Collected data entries
※ ※ ※

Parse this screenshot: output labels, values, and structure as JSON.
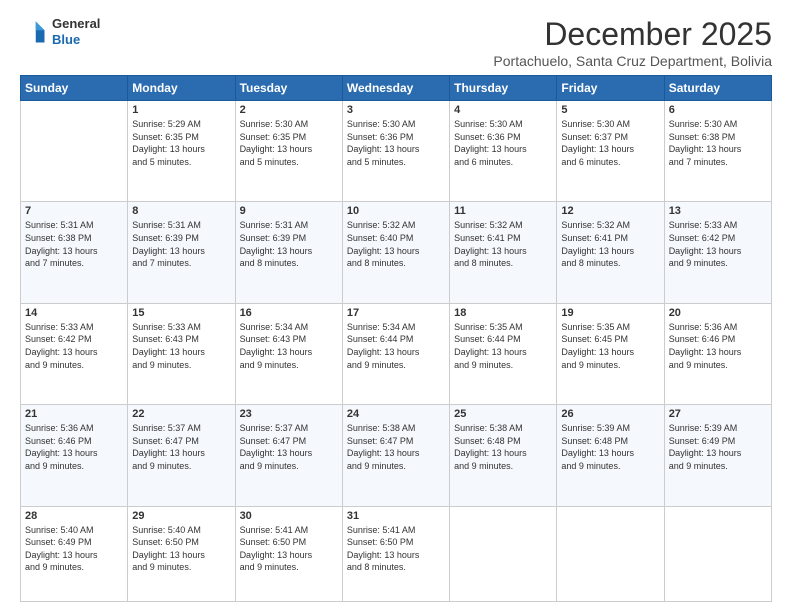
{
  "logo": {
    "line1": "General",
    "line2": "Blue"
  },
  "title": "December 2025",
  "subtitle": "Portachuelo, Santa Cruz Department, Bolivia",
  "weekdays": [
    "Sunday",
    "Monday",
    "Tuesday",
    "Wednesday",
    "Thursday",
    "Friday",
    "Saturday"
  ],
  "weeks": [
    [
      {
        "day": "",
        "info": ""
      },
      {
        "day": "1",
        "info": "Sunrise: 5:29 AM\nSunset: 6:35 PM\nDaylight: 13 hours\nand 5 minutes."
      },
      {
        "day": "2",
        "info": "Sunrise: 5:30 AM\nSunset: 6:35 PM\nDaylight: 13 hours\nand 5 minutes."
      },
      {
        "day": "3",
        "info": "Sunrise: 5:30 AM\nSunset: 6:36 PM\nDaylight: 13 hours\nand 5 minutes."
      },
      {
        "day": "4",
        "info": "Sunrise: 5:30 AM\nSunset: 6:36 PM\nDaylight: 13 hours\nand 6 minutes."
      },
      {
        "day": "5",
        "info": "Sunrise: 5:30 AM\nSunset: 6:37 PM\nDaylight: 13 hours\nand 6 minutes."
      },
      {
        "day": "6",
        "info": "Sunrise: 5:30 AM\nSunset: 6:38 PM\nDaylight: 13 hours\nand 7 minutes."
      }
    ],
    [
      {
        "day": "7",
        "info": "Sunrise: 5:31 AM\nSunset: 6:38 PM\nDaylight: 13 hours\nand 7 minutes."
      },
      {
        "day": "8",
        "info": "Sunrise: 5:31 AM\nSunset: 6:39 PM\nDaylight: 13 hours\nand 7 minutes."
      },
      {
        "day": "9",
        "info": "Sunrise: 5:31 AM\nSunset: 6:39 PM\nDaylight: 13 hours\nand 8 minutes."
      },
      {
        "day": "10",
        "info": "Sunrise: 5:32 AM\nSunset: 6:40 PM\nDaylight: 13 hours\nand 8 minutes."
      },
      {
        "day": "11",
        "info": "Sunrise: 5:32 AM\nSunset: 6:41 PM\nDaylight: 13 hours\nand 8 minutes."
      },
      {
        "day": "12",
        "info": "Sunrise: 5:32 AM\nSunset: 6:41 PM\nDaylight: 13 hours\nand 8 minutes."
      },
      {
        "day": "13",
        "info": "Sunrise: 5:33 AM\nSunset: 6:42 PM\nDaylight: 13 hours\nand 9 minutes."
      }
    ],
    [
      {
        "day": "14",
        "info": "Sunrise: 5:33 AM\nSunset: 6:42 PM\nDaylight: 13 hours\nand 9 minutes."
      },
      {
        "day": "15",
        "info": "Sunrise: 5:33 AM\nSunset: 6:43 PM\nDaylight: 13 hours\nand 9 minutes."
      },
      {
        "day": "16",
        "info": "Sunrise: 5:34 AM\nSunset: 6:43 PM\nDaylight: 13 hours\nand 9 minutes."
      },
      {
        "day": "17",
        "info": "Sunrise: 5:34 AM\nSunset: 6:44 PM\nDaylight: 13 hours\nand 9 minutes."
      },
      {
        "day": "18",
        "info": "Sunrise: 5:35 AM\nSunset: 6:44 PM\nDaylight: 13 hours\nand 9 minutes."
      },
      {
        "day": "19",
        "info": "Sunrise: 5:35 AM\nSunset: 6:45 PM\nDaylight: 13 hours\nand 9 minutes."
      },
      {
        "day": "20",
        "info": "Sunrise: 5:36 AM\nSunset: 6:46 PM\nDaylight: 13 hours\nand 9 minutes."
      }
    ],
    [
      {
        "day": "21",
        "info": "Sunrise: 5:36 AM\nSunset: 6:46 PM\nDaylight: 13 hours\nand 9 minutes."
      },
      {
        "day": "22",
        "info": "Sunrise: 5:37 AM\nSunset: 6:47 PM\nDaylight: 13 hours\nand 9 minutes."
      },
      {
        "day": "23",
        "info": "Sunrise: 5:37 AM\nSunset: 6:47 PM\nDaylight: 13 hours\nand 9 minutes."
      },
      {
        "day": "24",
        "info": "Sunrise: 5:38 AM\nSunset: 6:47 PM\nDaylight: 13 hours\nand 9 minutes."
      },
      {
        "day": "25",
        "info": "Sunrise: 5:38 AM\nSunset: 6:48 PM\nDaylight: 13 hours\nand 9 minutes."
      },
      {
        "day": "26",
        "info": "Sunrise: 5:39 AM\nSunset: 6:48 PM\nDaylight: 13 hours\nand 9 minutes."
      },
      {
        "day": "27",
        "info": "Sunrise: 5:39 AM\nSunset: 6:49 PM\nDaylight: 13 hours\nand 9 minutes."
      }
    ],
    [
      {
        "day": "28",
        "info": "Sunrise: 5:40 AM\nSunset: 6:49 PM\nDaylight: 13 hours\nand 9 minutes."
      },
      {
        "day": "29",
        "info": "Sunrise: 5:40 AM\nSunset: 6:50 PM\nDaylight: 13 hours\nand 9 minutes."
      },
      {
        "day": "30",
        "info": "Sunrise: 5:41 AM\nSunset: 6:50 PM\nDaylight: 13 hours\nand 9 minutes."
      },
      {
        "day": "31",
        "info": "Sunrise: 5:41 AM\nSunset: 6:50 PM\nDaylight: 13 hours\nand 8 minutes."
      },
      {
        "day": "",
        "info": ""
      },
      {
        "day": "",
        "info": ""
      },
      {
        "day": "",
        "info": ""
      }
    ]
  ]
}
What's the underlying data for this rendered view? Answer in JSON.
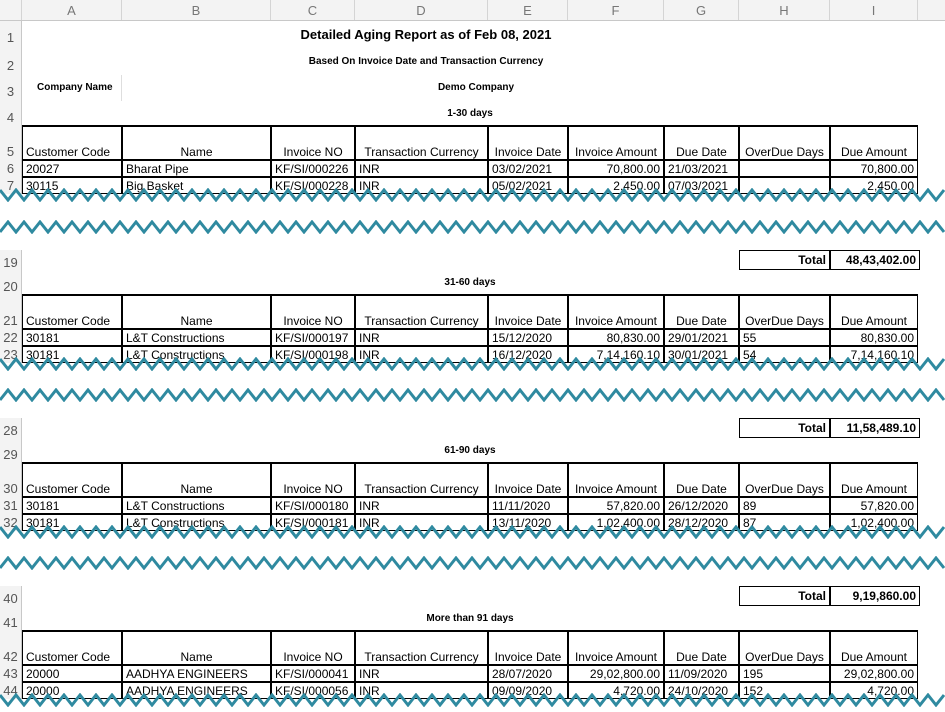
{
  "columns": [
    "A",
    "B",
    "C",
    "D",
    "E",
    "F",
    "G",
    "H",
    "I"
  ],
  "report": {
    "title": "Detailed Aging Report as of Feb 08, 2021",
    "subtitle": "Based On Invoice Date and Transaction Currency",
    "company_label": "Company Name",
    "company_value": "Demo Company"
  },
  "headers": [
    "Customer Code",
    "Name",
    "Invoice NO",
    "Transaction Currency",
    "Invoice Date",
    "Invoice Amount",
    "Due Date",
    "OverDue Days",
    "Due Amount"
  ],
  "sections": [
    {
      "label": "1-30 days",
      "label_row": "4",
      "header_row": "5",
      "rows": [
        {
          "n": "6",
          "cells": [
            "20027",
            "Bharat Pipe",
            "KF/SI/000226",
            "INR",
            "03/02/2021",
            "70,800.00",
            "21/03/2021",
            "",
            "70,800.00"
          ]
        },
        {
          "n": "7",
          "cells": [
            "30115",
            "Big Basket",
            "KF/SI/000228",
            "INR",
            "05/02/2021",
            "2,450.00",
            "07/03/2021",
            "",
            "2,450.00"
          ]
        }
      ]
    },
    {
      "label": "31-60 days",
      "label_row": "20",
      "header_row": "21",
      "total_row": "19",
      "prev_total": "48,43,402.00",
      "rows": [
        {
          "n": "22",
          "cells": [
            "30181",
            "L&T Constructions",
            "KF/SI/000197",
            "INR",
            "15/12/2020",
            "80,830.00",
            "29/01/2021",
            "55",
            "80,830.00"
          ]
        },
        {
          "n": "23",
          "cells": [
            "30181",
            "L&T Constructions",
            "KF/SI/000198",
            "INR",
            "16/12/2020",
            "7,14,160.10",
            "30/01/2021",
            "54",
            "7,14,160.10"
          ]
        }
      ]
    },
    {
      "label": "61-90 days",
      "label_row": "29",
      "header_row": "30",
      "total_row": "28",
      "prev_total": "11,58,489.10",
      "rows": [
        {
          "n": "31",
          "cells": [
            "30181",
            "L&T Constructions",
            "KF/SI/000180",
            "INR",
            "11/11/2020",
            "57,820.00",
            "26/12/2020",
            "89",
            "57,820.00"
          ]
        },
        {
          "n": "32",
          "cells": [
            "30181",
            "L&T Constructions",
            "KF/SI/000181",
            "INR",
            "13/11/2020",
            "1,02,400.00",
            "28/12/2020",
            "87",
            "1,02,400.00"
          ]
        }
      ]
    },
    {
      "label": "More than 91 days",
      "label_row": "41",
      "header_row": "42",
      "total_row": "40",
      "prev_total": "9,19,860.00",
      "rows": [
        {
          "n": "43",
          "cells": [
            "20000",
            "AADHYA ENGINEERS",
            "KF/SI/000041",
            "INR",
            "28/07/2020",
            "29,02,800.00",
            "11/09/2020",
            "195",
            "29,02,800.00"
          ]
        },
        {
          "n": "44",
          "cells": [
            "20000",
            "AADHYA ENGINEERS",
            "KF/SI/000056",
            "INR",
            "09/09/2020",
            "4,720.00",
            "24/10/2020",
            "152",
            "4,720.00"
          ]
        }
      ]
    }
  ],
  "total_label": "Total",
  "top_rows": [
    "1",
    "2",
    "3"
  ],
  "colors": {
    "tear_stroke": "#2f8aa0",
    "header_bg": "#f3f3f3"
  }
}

※ ※ ※

▶ [Work required]: Gather up the lines containing the word "Transaction" from these records and copy them.

▶ [Exercise response]:
    "subtitle": "Based On Invoice Date and Transaction Currency",
    "Transaction Currency",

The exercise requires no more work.